# [Record set]
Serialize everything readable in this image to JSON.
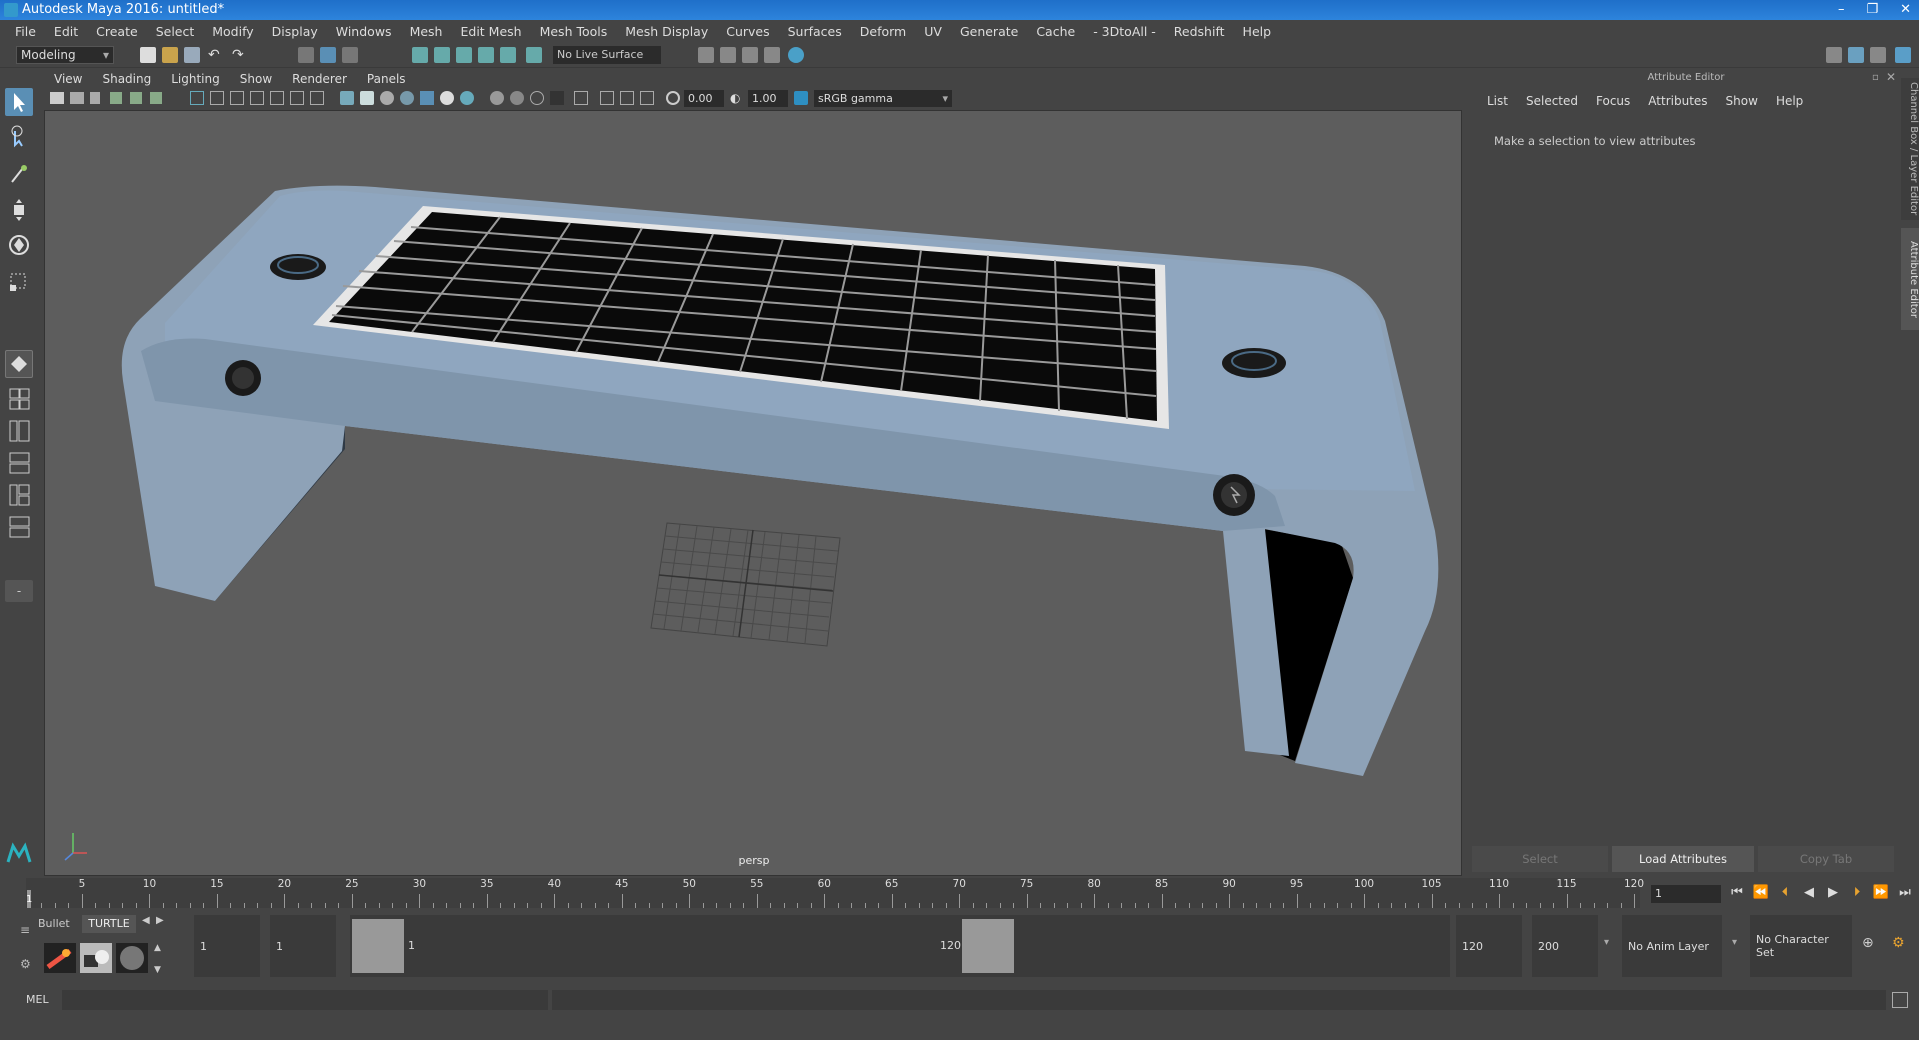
{
  "window": {
    "title": "Autodesk Maya 2016: untitled*",
    "buttons": [
      "–",
      "❐",
      "✕"
    ]
  },
  "menubar": [
    "File",
    "Edit",
    "Create",
    "Select",
    "Modify",
    "Display",
    "Windows",
    "Mesh",
    "Edit Mesh",
    "Mesh Tools",
    "Mesh Display",
    "Curves",
    "Surfaces",
    "Deform",
    "UV",
    "Generate",
    "Cache",
    "- 3DtoAll -",
    "Redshift",
    "Help"
  ],
  "toolbar": {
    "mode": "Modeling",
    "live_surface": "No Live Surface"
  },
  "viewport": {
    "menu": [
      "View",
      "Shading",
      "Lighting",
      "Show",
      "Renderer",
      "Panels"
    ],
    "exposure": "0.00",
    "gamma": "1.00",
    "color_space": "sRGB gamma",
    "camera_label": "persp"
  },
  "attribute_editor": {
    "title": "Attribute Editor",
    "menu": [
      "List",
      "Selected",
      "Focus",
      "Attributes",
      "Show",
      "Help"
    ],
    "message": "Make a selection to view attributes",
    "buttons": {
      "select": "Select",
      "load": "Load Attributes",
      "copy": "Copy Tab"
    },
    "side_tabs": {
      "channel_box": "Channel Box / Layer Editor",
      "attribute_editor": "Attribute Editor"
    }
  },
  "timeline": {
    "ticks": [
      5,
      10,
      15,
      20,
      25,
      30,
      35,
      40,
      45,
      50,
      55,
      60,
      65,
      70,
      75,
      80,
      85,
      90,
      95,
      100,
      105,
      110,
      115,
      120
    ],
    "start_label": "1",
    "current_frame": "1"
  },
  "range": {
    "shelf_tabs": [
      "Bullet",
      "TURTLE"
    ],
    "start_time": "1",
    "playback_start": "1",
    "range_start_label": "1",
    "range_end_label": "120",
    "playback_end": "120",
    "end_time": "200",
    "anim_layer": "No Anim Layer",
    "character_set": "No Character Set"
  },
  "command": {
    "language": "MEL"
  }
}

# [Problem to solve]
Look through the entries above for the word "Mesh". Copy every line where it shows up.

# [Final result]
    "Mesh",
    "Edit Mesh",
    "Mesh Tools",
    "Mesh Display",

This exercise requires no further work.